SHORT PROBLEM.
Go through the listing below and gather every line with the word "Discussions".

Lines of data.
....................

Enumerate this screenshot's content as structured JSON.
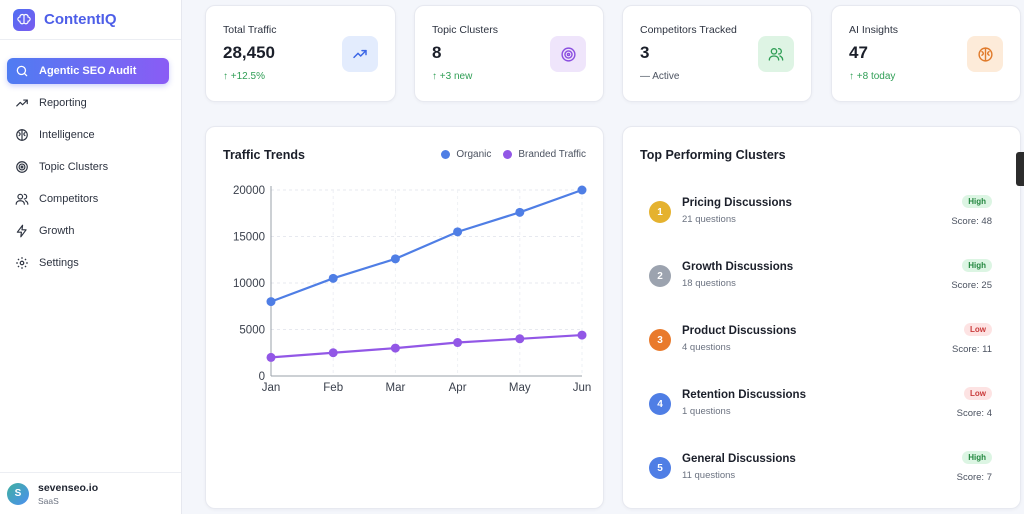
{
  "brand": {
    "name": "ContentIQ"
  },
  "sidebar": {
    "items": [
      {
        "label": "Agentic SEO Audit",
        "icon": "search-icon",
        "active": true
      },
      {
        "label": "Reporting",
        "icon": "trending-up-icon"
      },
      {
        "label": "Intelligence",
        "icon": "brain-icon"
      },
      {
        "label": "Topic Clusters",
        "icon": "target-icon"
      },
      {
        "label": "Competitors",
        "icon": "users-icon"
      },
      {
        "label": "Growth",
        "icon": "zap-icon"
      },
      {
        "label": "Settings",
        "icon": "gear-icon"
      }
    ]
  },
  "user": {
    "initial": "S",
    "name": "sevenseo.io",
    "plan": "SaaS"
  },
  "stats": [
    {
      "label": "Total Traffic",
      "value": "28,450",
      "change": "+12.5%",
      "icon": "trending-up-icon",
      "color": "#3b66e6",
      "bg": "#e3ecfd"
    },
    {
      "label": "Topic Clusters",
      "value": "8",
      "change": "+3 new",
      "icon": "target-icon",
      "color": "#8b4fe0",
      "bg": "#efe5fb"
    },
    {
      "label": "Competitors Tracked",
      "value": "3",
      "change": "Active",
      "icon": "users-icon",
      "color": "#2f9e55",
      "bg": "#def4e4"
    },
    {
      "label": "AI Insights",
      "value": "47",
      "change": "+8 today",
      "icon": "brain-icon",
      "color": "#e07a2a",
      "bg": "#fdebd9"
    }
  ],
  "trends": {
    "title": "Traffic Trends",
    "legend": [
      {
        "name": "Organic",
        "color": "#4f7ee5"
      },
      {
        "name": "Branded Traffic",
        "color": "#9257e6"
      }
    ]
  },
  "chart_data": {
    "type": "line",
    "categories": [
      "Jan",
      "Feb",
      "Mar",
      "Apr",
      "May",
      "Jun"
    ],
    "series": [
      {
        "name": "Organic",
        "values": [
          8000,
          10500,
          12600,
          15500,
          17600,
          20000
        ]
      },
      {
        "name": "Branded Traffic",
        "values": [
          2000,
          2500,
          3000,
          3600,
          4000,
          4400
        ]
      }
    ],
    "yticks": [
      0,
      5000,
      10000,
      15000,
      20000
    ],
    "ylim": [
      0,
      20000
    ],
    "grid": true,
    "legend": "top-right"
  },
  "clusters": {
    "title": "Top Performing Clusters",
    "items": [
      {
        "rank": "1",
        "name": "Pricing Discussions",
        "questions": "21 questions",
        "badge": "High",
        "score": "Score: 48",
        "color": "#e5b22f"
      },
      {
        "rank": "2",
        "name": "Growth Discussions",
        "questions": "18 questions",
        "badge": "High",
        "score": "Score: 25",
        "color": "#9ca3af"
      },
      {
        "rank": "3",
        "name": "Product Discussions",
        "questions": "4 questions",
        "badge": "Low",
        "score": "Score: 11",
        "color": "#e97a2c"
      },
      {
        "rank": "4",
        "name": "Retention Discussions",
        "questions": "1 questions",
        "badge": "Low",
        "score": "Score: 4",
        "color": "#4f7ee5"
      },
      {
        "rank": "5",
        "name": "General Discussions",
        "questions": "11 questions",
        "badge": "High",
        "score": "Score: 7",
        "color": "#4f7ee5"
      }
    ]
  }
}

....................

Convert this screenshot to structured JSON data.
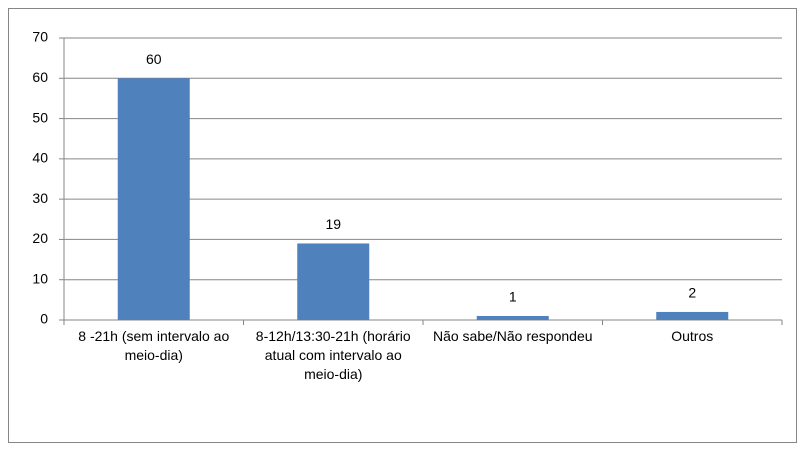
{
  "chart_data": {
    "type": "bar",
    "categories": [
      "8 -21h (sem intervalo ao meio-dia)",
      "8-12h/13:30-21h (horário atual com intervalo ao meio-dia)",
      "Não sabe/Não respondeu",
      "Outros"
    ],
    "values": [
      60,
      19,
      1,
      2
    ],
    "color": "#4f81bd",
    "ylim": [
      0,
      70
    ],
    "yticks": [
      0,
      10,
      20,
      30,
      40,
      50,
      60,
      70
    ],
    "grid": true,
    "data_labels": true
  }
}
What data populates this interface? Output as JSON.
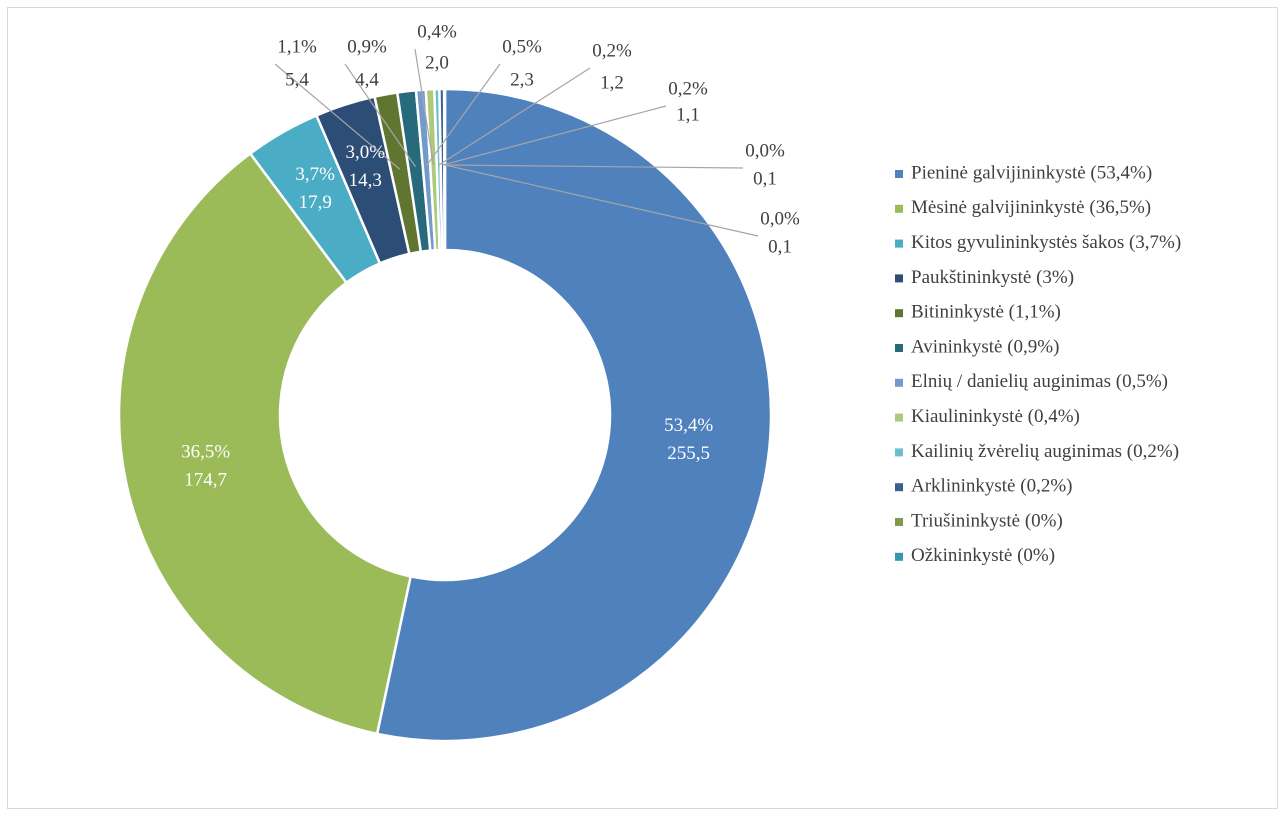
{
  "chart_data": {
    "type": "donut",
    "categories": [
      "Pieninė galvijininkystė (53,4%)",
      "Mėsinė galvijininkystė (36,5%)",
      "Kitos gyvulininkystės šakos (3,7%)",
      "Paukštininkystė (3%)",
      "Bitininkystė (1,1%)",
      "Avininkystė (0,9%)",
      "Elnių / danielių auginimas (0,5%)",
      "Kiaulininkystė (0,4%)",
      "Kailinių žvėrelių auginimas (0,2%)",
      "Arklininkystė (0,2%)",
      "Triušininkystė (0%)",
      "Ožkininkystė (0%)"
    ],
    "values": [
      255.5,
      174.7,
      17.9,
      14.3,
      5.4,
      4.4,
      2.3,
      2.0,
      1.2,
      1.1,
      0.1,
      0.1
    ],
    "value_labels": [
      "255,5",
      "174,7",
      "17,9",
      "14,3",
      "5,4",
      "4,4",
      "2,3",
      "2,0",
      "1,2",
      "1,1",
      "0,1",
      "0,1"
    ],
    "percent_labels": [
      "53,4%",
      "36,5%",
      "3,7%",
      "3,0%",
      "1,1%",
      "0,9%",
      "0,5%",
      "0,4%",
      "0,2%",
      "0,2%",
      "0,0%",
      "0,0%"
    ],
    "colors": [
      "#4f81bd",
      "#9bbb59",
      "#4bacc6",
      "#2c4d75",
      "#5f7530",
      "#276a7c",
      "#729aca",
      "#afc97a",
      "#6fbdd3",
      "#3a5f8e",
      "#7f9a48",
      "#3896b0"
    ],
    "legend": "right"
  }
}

....................

SOLUTION TO THIS EXERCISE.
        "name": "Pricing Discussions",
        "name": "Growth Discussions",
        "name": "Product Discussions",
        "name": "Retention Discussions",
        "name": "General Discussions",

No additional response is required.